* **EXERCISE PROMPT**:
Extract all records. Keep each one exact.

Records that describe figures
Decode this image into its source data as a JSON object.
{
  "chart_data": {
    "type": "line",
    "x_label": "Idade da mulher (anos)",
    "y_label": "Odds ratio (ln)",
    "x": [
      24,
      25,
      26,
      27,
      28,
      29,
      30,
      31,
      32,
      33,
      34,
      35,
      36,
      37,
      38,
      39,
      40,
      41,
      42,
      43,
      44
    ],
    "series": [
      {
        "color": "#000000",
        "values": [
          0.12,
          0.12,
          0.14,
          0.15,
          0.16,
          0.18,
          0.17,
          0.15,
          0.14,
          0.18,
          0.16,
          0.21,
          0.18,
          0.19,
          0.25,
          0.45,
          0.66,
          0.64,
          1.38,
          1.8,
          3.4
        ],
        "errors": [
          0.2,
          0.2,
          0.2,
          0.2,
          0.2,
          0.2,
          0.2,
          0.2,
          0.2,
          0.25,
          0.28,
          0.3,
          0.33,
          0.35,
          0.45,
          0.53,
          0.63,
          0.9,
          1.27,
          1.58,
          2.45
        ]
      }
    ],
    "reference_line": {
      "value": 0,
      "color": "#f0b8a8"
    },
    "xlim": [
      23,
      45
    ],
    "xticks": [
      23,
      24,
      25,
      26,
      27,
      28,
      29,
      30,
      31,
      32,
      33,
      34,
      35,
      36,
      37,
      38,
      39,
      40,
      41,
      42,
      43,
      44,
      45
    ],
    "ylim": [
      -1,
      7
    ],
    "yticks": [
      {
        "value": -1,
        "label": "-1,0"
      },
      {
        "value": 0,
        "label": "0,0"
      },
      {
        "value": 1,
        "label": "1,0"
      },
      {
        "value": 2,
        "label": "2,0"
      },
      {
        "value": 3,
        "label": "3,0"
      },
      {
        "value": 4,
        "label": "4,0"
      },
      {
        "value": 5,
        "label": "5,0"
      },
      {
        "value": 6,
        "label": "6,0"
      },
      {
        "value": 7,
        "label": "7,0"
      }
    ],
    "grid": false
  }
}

* **WRITTEN RESPONSE**:
Decode this image into its source data as a JSON object.
{
  "chart_data": {
    "type": "line",
    "x_label": "Idade da mulher (anos)",
    "y_label": "Odds ratio (ln)",
    "x": [
      24,
      25,
      26,
      27,
      28,
      29,
      30,
      31,
      32,
      33,
      34,
      35,
      36,
      37,
      38,
      39,
      40,
      41,
      42,
      43,
      44
    ],
    "series": [
      {
        "color": "#000000",
        "values": [
          0.12,
          0.12,
          0.14,
          0.15,
          0.16,
          0.18,
          0.17,
          0.15,
          0.14,
          0.18,
          0.16,
          0.21,
          0.18,
          0.19,
          0.25,
          0.45,
          0.66,
          0.64,
          1.38,
          1.8,
          3.4
        ],
        "errors": [
          0.2,
          0.2,
          0.2,
          0.2,
          0.2,
          0.2,
          0.2,
          0.2,
          0.2,
          0.25,
          0.28,
          0.3,
          0.33,
          0.35,
          0.45,
          0.53,
          0.63,
          0.9,
          1.27,
          1.58,
          2.45
        ]
      }
    ],
    "reference_line": {
      "value": 0,
      "color": "#f0b8a8"
    },
    "xlim": [
      23,
      45
    ],
    "xticks": [
      23,
      24,
      25,
      26,
      27,
      28,
      29,
      30,
      31,
      32,
      33,
      34,
      35,
      36,
      37,
      38,
      39,
      40,
      41,
      42,
      43,
      44,
      45
    ],
    "ylim": [
      -1,
      7
    ],
    "yticks": [
      {
        "value": -1,
        "label": "-1,0"
      },
      {
        "value": 0,
        "label": "0,0"
      },
      {
        "value": 1,
        "label": "1,0"
      },
      {
        "value": 2,
        "label": "2,0"
      },
      {
        "value": 3,
        "label": "3,0"
      },
      {
        "value": 4,
        "label": "4,0"
      },
      {
        "value": 5,
        "label": "5,0"
      },
      {
        "value": 6,
        "label": "6,0"
      },
      {
        "value": 7,
        "label": "7,0"
      }
    ],
    "grid": false
  }
}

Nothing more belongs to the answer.